■ REQUEST ■
Locate every line that holds the string "Summary" and copy it.

╭──

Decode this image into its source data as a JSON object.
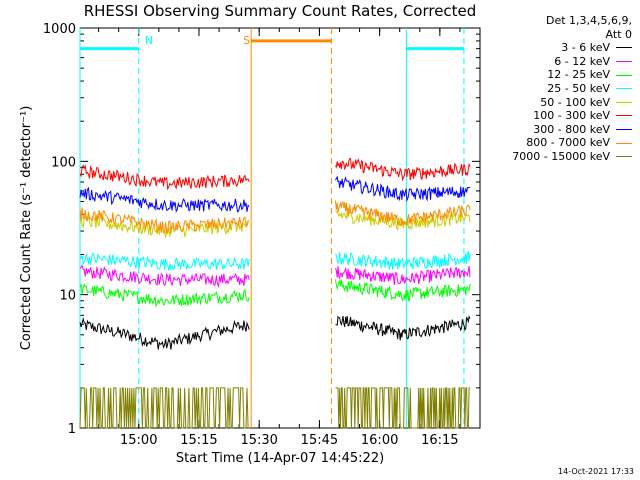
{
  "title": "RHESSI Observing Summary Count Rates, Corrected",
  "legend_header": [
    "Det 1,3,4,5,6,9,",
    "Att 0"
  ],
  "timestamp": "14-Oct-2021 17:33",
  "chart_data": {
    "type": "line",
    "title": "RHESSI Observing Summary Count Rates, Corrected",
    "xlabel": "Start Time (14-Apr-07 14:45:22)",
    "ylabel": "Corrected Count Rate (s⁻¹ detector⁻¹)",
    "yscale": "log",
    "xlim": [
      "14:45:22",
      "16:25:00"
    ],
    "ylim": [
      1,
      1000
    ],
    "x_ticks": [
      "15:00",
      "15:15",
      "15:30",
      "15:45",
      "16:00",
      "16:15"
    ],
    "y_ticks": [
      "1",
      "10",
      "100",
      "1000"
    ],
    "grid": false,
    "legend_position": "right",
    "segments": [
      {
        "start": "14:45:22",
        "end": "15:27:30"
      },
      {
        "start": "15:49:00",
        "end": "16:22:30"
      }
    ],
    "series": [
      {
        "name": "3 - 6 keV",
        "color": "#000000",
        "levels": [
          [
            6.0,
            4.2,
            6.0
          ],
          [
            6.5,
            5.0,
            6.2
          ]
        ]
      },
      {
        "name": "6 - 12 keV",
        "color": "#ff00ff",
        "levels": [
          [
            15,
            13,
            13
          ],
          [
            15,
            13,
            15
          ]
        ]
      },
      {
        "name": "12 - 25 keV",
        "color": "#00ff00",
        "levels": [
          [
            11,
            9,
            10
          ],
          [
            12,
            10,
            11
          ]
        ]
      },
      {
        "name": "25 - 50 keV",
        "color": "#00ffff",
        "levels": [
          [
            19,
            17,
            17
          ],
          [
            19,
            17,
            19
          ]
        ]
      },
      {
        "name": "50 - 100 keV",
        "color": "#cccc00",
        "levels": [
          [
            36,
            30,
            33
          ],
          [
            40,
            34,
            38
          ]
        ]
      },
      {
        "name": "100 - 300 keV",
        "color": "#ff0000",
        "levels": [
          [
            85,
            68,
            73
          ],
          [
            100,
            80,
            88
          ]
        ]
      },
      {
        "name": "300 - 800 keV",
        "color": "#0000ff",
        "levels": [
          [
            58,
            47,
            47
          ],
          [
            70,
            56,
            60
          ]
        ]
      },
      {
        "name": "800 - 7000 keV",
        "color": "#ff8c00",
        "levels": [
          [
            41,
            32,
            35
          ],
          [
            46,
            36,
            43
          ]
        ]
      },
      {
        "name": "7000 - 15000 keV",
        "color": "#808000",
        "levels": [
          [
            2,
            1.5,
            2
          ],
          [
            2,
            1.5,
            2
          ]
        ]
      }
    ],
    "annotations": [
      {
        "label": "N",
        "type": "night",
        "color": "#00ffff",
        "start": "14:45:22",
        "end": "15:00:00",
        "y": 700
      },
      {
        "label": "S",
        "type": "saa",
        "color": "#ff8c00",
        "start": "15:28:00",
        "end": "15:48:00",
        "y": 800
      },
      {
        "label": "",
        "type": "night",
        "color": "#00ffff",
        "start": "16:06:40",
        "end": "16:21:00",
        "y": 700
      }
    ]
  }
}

╰──
╭──

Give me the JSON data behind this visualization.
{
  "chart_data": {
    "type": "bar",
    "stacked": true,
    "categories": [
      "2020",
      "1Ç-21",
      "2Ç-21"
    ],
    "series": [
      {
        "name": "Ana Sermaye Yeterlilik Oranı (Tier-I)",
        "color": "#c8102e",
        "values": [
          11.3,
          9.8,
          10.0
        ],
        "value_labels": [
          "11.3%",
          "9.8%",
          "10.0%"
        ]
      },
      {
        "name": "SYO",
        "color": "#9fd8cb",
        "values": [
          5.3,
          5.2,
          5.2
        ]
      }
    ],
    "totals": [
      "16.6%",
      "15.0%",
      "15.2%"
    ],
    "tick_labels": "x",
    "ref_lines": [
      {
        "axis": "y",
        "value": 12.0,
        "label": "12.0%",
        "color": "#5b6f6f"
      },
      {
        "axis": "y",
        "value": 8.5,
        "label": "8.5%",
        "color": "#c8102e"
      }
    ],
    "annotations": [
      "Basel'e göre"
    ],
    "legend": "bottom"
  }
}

╰──
╭──

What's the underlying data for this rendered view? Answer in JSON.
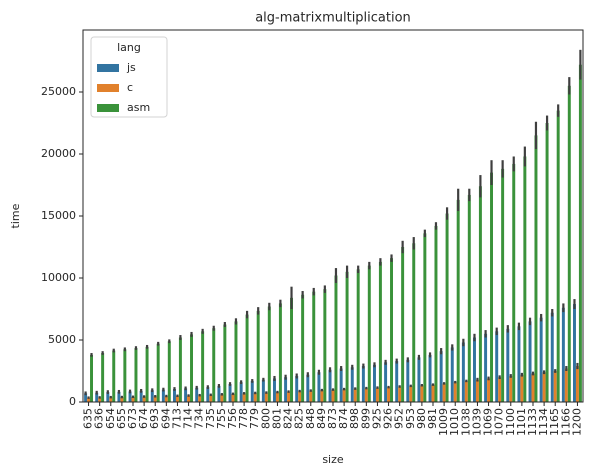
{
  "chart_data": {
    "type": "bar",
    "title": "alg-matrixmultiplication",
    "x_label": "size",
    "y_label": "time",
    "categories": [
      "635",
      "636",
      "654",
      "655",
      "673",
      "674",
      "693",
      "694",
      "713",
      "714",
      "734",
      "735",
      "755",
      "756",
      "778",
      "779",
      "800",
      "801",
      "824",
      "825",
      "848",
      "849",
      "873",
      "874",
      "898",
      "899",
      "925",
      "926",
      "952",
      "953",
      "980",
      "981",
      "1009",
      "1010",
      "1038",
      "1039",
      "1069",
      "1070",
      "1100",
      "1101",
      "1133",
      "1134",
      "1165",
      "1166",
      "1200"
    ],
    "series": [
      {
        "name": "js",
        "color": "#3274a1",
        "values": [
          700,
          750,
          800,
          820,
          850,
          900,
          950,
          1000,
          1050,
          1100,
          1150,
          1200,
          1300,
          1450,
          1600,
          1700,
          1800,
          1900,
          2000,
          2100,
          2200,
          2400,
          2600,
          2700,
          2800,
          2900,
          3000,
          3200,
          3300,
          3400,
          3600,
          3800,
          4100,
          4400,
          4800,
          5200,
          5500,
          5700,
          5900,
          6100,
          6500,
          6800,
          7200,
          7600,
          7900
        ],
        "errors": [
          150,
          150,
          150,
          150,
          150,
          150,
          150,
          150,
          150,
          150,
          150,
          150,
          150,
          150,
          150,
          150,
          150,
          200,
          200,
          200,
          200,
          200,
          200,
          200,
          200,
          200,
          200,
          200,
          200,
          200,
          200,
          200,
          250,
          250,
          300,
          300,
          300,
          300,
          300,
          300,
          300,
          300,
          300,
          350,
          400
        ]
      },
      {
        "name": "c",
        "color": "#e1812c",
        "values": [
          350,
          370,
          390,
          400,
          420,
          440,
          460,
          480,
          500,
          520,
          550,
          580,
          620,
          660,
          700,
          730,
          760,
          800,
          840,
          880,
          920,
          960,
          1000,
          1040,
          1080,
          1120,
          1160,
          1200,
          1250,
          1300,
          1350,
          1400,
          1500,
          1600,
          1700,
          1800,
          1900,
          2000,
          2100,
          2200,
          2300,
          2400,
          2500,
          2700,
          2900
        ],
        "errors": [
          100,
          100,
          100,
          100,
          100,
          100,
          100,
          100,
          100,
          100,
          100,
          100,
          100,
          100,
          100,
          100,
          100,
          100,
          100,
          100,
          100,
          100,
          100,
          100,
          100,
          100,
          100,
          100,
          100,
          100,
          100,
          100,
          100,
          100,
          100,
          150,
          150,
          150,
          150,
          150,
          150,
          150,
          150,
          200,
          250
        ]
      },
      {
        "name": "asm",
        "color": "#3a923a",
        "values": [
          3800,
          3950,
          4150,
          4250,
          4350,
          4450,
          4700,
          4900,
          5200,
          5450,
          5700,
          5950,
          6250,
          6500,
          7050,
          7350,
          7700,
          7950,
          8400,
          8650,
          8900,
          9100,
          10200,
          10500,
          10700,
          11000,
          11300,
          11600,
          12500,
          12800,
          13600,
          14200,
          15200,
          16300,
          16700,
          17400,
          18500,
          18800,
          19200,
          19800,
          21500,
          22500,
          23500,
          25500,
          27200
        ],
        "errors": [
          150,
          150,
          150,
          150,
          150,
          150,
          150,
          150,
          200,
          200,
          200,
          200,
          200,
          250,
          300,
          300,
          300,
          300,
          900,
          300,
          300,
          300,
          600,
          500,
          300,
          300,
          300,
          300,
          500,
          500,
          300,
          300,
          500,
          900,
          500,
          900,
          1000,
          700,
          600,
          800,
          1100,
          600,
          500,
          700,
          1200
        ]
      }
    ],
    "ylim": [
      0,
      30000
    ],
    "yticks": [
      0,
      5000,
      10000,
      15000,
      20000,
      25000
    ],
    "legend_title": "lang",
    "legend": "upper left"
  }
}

╰──

■ THE OUTPUT ■
  "title": "RHESSI Observing Summary Count Rates, Corrected",
    "title": "RHESSI Observing Summary Count Rates, Corrected",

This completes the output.